Stored records:
• • •

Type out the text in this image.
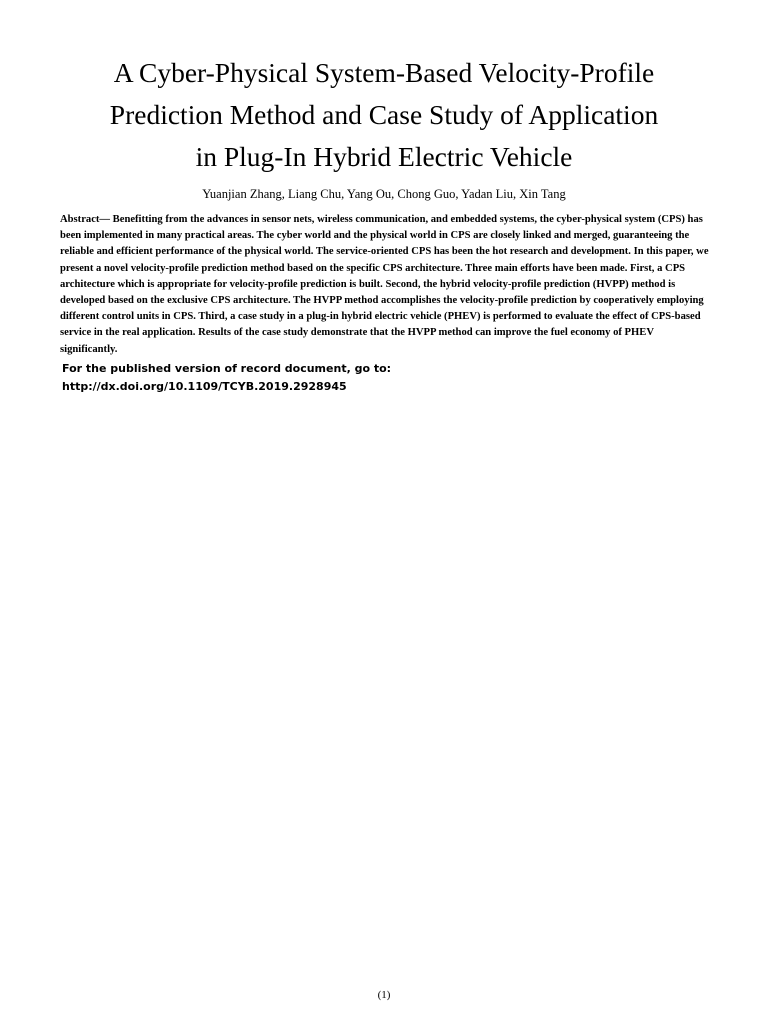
A Cyber-Physical System-Based Velocity-Profile
Prediction Method and Case Study of Application
in Plug-In Hybrid Electric Vehicle
Yuanjian Zhang, Liang Chu, Yang Ou, Chong Guo, Yadan Liu, Xin Tang

Abstract— Benefitting from the advances in sensor nets, wireless communication, and embedded systems, the cyber-physical system (CPS) has been implemented in many practical areas. The cyber world and the physical world in CPS are closely linked and merged, guaranteeing the reliable and efficient performance of the physical world. The service-oriented CPS has been the hot research and development. In this paper, we present a novel velocity-profile prediction method based on the specific CPS architecture. Three main efforts have been made. First, a CPS architecture which is appropriate for velocity-profile prediction is built. Second, the hybrid velocity-profile prediction (HVPP) method is developed based on the exclusive CPS architecture. The HVPP method accomplishes the velocity-profile prediction by cooperatively employing different control units in CPS. Third, a case study in a plug-in hybrid electric vehicle (PHEV) is performed to evaluate the effect of CPS-based service in the real application. Results of the case study demonstrate that the HVPP method can improve the fuel economy of PHEV significantly.

For the published version of record document, go to:
http://dx.doi.org/10.1109/TCYB.2019.2928945
(1)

• • •

* **Problem to work on**
Each entry must be retyped word for word, with every image omitted.

* **Response to this task**
Type out the text in this image.
A Cyber-Physical System-Based Velocity-Profile
Prediction Method and Case Study of Application
in Plug-In Hybrid Electric Vehicle
Yuanjian Zhang, Liang Chu, Yang Ou, Chong Guo, Yadan Liu, Xin Tang

Abstract— Benefitting from the advances in sensor nets, wireless communication, and embedded systems, the cyber-physical system (CPS) has been implemented in many practical areas. The cyber world and the physical world in CPS are closely linked and merged, guaranteeing the reliable and efficient performance of the physical world. The service-oriented CPS has been the hot research and development. In this paper, we present a novel velocity-profile prediction method based on the specific CPS architecture. Three main efforts have been made. First, a CPS architecture which is appropriate for velocity-profile prediction is built. Second, the hybrid velocity-profile prediction (HVPP) method is developed based on the exclusive CPS architecture. The HVPP method accomplishes the velocity-profile prediction by cooperatively employing different control units in CPS. Third, a case study in a plug-in hybrid electric vehicle (PHEV) is performed to evaluate the effect of CPS-based service in the real application. Results of the case study demonstrate that the HVPP method can improve the fuel economy of PHEV significantly.

For the published version of record document, go to:
http://dx.doi.org/10.1109/TCYB.2019.2928945
(1)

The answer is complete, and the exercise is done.